** begin Information supplied **
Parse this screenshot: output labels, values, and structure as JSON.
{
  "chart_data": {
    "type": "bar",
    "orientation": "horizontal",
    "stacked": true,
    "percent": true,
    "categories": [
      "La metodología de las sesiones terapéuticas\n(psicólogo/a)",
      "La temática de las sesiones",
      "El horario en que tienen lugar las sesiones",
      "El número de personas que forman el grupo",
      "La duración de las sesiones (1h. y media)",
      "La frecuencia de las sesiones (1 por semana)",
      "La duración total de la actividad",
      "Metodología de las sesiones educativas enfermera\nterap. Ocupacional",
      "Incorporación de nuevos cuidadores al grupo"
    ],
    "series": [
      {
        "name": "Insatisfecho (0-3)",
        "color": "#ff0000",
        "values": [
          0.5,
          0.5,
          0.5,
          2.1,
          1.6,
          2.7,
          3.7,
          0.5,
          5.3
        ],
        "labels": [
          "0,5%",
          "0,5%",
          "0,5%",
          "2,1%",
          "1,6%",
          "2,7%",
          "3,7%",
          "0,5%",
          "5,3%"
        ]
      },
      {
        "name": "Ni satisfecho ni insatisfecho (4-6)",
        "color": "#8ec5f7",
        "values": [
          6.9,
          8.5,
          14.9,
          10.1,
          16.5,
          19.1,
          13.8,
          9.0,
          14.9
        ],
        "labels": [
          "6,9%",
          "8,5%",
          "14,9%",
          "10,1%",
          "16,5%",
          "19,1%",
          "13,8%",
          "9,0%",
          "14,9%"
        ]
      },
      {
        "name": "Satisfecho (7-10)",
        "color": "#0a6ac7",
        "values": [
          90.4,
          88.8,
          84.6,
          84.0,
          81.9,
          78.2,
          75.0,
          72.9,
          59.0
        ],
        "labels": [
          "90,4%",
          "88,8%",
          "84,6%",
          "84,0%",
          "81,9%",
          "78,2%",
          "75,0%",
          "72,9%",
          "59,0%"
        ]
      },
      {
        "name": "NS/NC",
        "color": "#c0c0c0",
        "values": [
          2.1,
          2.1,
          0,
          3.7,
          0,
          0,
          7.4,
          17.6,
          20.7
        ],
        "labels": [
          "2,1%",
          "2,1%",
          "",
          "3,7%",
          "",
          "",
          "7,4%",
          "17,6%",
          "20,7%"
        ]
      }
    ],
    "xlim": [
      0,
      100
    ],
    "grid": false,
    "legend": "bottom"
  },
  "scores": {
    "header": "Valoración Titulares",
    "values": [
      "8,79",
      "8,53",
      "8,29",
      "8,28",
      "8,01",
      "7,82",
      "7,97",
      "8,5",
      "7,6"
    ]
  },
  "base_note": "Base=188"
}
** end Information supplied **
Exercise aim:
All of the entries must be quoted exactly; please include each one.

Answer below:
Parse this screenshot: output labels, values, and structure as JSON.
{
  "chart_data": {
    "type": "bar",
    "orientation": "horizontal",
    "stacked": true,
    "percent": true,
    "categories": [
      "La metodología de las sesiones terapéuticas\n(psicólogo/a)",
      "La temática de las sesiones",
      "El horario en que tienen lugar las sesiones",
      "El número de personas que forman el grupo",
      "La duración de las sesiones (1h. y media)",
      "La frecuencia de las sesiones (1 por semana)",
      "La duración total de la actividad",
      "Metodología de las sesiones educativas enfermera\nterap. Ocupacional",
      "Incorporación de nuevos cuidadores al grupo"
    ],
    "series": [
      {
        "name": "Insatisfecho (0-3)",
        "color": "#ff0000",
        "values": [
          0.5,
          0.5,
          0.5,
          2.1,
          1.6,
          2.7,
          3.7,
          0.5,
          5.3
        ],
        "labels": [
          "0,5%",
          "0,5%",
          "0,5%",
          "2,1%",
          "1,6%",
          "2,7%",
          "3,7%",
          "0,5%",
          "5,3%"
        ]
      },
      {
        "name": "Ni satisfecho ni insatisfecho (4-6)",
        "color": "#8ec5f7",
        "values": [
          6.9,
          8.5,
          14.9,
          10.1,
          16.5,
          19.1,
          13.8,
          9.0,
          14.9
        ],
        "labels": [
          "6,9%",
          "8,5%",
          "14,9%",
          "10,1%",
          "16,5%",
          "19,1%",
          "13,8%",
          "9,0%",
          "14,9%"
        ]
      },
      {
        "name": "Satisfecho (7-10)",
        "color": "#0a6ac7",
        "values": [
          90.4,
          88.8,
          84.6,
          84.0,
          81.9,
          78.2,
          75.0,
          72.9,
          59.0
        ],
        "labels": [
          "90,4%",
          "88,8%",
          "84,6%",
          "84,0%",
          "81,9%",
          "78,2%",
          "75,0%",
          "72,9%",
          "59,0%"
        ]
      },
      {
        "name": "NS/NC",
        "color": "#c0c0c0",
        "values": [
          2.1,
          2.1,
          0,
          3.7,
          0,
          0,
          7.4,
          17.6,
          20.7
        ],
        "labels": [
          "2,1%",
          "2,1%",
          "",
          "3,7%",
          "",
          "",
          "7,4%",
          "17,6%",
          "20,7%"
        ]
      }
    ],
    "xlim": [
      0,
      100
    ],
    "grid": false,
    "legend": "bottom"
  },
  "scores": {
    "header": "Valoración Titulares",
    "values": [
      "8,79",
      "8,53",
      "8,29",
      "8,28",
      "8,01",
      "7,82",
      "7,97",
      "8,5",
      "7,6"
    ]
  },
  "base_note": "Base=188"
}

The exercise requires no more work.